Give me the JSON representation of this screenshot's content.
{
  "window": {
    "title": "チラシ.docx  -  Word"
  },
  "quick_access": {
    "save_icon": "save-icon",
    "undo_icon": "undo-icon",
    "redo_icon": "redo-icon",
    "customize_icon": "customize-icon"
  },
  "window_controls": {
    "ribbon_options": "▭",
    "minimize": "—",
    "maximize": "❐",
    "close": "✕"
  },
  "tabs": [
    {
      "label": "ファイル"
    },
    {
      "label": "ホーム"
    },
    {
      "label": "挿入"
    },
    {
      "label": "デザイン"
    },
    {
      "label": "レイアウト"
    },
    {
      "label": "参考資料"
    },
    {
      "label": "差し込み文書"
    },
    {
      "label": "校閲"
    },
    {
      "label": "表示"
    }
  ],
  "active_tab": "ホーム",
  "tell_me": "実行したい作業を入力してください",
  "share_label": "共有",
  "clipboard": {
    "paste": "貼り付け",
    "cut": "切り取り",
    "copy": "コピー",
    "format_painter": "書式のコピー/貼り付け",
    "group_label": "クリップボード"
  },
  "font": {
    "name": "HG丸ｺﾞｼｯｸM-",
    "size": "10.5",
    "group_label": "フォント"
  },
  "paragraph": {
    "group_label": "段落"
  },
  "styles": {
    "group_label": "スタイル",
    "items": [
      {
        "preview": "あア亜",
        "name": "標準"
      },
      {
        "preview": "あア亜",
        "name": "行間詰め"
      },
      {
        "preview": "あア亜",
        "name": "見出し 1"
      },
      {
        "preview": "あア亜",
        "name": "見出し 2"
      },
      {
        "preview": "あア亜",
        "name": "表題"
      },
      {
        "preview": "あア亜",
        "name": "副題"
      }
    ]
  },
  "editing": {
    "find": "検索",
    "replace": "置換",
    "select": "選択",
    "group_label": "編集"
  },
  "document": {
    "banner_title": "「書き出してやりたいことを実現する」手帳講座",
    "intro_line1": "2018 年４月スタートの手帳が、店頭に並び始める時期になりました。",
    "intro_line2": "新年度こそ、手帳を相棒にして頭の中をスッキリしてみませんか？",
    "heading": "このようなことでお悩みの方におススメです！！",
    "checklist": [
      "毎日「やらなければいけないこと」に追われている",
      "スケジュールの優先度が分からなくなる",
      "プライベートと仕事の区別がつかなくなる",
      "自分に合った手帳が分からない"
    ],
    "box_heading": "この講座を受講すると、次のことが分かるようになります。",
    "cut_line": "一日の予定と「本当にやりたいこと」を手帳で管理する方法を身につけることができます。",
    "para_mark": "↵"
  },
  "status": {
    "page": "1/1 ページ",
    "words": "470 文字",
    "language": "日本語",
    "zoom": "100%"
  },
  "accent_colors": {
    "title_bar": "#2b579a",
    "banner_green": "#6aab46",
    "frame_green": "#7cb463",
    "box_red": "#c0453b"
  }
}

...

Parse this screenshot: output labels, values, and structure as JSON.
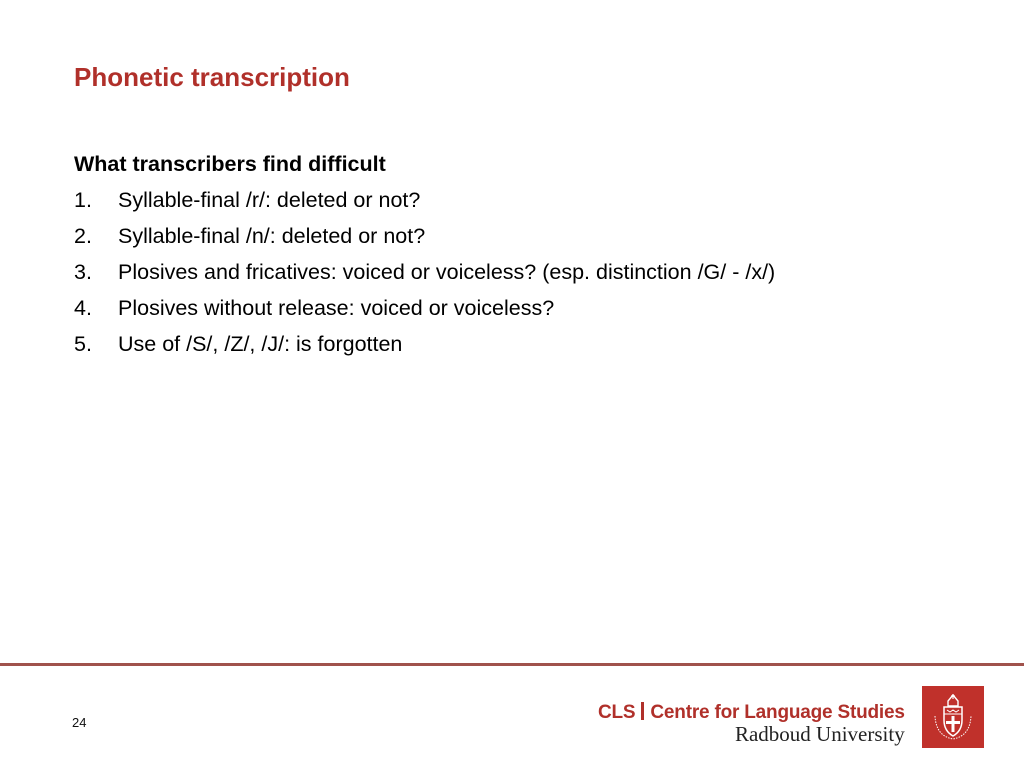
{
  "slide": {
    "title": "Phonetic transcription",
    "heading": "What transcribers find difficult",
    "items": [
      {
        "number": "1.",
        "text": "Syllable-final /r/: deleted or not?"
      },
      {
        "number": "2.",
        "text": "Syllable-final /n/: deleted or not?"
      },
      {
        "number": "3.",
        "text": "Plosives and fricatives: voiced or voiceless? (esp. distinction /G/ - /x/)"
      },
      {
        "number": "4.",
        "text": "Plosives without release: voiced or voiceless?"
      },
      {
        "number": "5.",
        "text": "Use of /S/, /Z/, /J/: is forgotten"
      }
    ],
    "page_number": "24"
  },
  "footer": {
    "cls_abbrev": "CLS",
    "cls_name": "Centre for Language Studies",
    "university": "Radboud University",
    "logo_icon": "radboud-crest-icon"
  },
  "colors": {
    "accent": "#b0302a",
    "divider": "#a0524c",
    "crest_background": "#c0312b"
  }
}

#### [What you are asked to do]
Count the lines of the material that include the word "find", then report only the total.

#### [Reply]
2